> **Records from a data collection**
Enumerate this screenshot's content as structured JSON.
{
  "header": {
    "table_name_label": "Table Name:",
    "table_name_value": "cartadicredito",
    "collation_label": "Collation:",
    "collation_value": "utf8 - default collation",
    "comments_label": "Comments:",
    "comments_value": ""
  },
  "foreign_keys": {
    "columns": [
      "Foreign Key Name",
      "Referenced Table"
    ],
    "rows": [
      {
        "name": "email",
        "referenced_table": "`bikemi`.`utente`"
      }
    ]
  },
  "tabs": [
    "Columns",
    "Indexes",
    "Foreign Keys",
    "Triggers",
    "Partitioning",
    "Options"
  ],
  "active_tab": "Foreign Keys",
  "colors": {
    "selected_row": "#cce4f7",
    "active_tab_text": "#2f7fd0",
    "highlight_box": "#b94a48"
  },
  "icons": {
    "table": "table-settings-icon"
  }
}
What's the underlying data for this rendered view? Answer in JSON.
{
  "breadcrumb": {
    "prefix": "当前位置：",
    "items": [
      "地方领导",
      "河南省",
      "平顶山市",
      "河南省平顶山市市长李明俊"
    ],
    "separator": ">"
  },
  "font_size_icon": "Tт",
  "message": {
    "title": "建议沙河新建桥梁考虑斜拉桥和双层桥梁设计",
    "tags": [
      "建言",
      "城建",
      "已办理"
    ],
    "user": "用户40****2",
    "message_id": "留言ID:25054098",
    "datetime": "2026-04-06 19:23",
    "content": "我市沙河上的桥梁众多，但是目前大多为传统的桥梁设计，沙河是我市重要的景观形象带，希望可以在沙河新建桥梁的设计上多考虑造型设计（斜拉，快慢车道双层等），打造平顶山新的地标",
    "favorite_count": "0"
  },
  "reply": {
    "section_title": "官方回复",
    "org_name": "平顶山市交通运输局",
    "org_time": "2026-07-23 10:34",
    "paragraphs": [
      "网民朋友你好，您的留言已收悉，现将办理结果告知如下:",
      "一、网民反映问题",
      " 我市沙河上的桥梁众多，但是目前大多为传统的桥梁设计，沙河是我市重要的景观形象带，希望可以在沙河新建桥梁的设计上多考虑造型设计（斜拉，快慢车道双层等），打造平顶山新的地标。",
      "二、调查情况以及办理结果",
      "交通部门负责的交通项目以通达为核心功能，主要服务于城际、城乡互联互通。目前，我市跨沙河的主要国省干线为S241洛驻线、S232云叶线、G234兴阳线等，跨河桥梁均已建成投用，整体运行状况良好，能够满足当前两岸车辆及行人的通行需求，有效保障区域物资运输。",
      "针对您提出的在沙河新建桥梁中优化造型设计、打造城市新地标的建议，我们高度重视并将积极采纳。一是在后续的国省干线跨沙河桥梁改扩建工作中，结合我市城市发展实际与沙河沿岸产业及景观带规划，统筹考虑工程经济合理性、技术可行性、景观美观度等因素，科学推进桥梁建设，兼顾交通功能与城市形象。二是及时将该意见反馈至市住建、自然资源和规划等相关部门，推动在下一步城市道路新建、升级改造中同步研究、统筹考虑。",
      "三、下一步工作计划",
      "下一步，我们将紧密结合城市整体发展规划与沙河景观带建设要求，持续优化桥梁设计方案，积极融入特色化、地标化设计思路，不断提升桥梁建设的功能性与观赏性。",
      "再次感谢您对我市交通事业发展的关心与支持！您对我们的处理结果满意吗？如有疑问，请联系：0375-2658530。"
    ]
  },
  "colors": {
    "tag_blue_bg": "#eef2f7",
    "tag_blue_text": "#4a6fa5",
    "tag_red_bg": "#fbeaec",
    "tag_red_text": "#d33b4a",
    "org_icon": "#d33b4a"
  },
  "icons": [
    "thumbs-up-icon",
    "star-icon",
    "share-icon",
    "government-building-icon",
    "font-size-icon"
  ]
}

> **WHAT THIS TASK INVOLVES**
Count the lines that hold the string "我市沙河上的桥梁众多", and reply with that number alone.

> **CORRECT ANSWER**
2